* _Source excerpt_
START
# Manual Foot Operated Log Splitter



## KevinM (Dec 8, 2007)

Has anyone every used a foot operated log splitter similar to the one in the link below?  I have a splitting axe and wedge but it is dark and cold working outside now.  I need to split down some delivered wood since it isn't all as dry as I would like.  We increased our wood delivery this year to two face cords, obviously we only have occasional fires.

Foot-operated Log Splitter

My wife is thinking of giving it to me as a Christmas present, especially since it is on sale this week.

Kevin.


----------



## Jimbob (Dec 8, 2007)

Linky no worky.... :shut:


----------



## KevinM (Dec 8, 2007)

The Canadian Tire Website is awful for trying to put a link for a product.  I will give navigation directions but if anyone can get a link that works please post it.  Go to www.canadiantire.ca and do a quicksearch for "splitter", it is the third product listed.  Their electric splitter will show up as well and is on sale as well.

I have attached the picture as well for quicker reference.


Kevin.


----------



## Jimbob (Dec 8, 2007)

Foot-operated Log Splitter

Sale: $69.99 
Reg: $99.99

Product #57-5114-6

Overall Rating 
   4 out of 5  
 Features

Foot pedal provides high leverage for safe, fast use 
Dual steel log supports keep log in place 
Folds flat for storage and transport 
Four-year limited manufacturer's warranty 


  Product Reviews  Review This Product    

Overall   4 out of 5  

Durability   3 out of 5  
Appearance   4 out of 5  
Quality   4 out of 5  

Gabbybee 
 (read all my reviews)
END
* _Material_
START
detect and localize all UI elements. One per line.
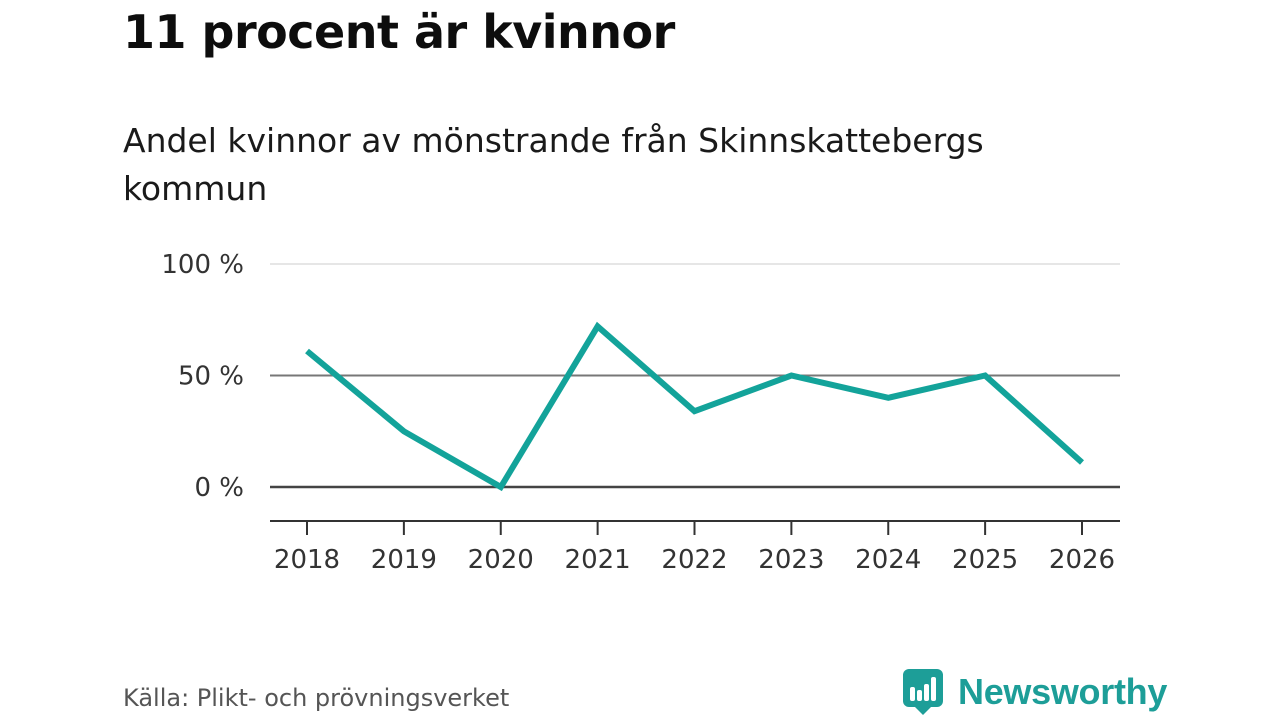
series [305,321,1085,492]
newsworthy-logo-icon [903,669,943,715]
y-tick-label-50: 50 % [178,362,244,392]
x-tick-label-2018: 2018 [274,545,340,575]
x-tick-label-2020: 2020 [468,545,534,575]
x-tick-label-2026: 2026 [1049,545,1115,575]
series-line-0 [305,321,1085,492]
x-tick-label-2024: 2024 [855,545,921,575]
chart-subtitle: Andel kvinnor av mönstrande från Skinnsk… [123,121,984,208]
y-tick-label-100: 100 % [161,250,244,280]
source-note: Källa: Plikt- och prövningsverket [123,684,510,712]
y-axis-ticks: 0 % 50 % 100 % [161,250,244,503]
x-tick-label-2023: 2023 [758,545,824,575]
newsworthy-logo[interactable]: Newsworthy [902,668,1167,716]
x-axis: 2018 2019 2020 2021 2022 2023 2024 2025 2026 [270,520,1120,575]
y-tick-label-0: 0 % [194,473,244,503]
chart-title: 11 procent är kvinnor [123,5,675,59]
newsworthy-logo-text: Newsworthy [958,671,1168,712]
x-tick-label-2022: 2022 [661,545,727,575]
x-tick-label-2021: 2021 [565,545,631,575]
gridlines [270,263,1120,489]
x-tick-label-2025: 2025 [952,545,1018,575]
x-tick-label-2019: 2019 [371,545,437,575]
END
* _To be done_
For each statement below, say yes or no to whether it agrees with the log splitter thread, and quote the exact words from the thread that decide it. (a) The foot-operated splitter's sale price is $69.99. (b) KevinM's wife has already bought him the splitter. (c) The splitter has to be stored fully set up.

* _Task answer_
(a) Yes: "Sale: $69.99"
(b) No: "My wife is thinking of giving it to me as a Christmas present"
(c) No: "Folds flat for storage and transport"